* PROMPT:
Your task is to reproduce the material exactly.

* MATERIALS PROVIDED:
▬▬▬▬▬▬
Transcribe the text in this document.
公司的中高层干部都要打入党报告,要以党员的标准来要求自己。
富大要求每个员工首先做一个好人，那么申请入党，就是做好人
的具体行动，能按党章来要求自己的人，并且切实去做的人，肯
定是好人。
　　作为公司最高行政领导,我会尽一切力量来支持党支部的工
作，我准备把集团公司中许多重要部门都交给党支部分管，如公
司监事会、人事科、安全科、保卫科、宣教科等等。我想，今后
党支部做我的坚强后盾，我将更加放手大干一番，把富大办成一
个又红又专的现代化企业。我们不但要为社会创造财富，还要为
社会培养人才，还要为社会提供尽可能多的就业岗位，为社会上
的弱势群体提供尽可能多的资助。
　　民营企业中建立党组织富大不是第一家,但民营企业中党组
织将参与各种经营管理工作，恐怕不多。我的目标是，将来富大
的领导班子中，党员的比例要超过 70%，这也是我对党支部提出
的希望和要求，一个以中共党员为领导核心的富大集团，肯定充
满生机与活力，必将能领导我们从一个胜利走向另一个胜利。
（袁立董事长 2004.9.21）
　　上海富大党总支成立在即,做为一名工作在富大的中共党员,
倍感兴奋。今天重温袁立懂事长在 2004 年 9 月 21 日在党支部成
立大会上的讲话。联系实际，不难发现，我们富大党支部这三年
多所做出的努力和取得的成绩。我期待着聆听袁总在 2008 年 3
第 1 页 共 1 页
▬▬▬▬▬▬
* FINAL RESULT:
Transcribe the text in this document.
公司的中高层干部都要打入党报告,要以党员的标准来要求自己。
富大要求每个员工首先做一个好人，那么申请入党，就是做好人
的具体行动，能按党章来要求自己的人，并且切实去做的人，肯
定是好人。
　　作为公司最高行政领导,我会尽一切力量来支持党支部的工
作，我准备把集团公司中许多重要部门都交给党支部分管，如公
司监事会、人事科、安全科、保卫科、宣教科等等。我想，今后
党支部做我的坚强后盾，我将更加放手大干一番，把富大办成一
个又红又专的现代化企业。我们不但要为社会创造财富，还要为
社会培养人才，还要为社会提供尽可能多的就业岗位，为社会上
的弱势群体提供尽可能多的资助。
　　民营企业中建立党组织富大不是第一家,但民营企业中党组
织将参与各种经营管理工作，恐怕不多。我的目标是，将来富大
的领导班子中，党员的比例要超过 70%，这也是我对党支部提出
的希望和要求，一个以中共党员为领导核心的富大集团，肯定充
满生机与活力，必将能领导我们从一个胜利走向另一个胜利。
（袁立董事长 2004.9.21）
　　上海富大党总支成立在即,做为一名工作在富大的中共党员,
倍感兴奋。今天重温袁立懂事长在 2004 年 9 月 21 日在党支部成
立大会上的讲话。联系实际，不难发现，我们富大党支部这三年
多所做出的努力和取得的成绩。我期待着聆听袁总在 2008 年 3
第 1 页 共 1 页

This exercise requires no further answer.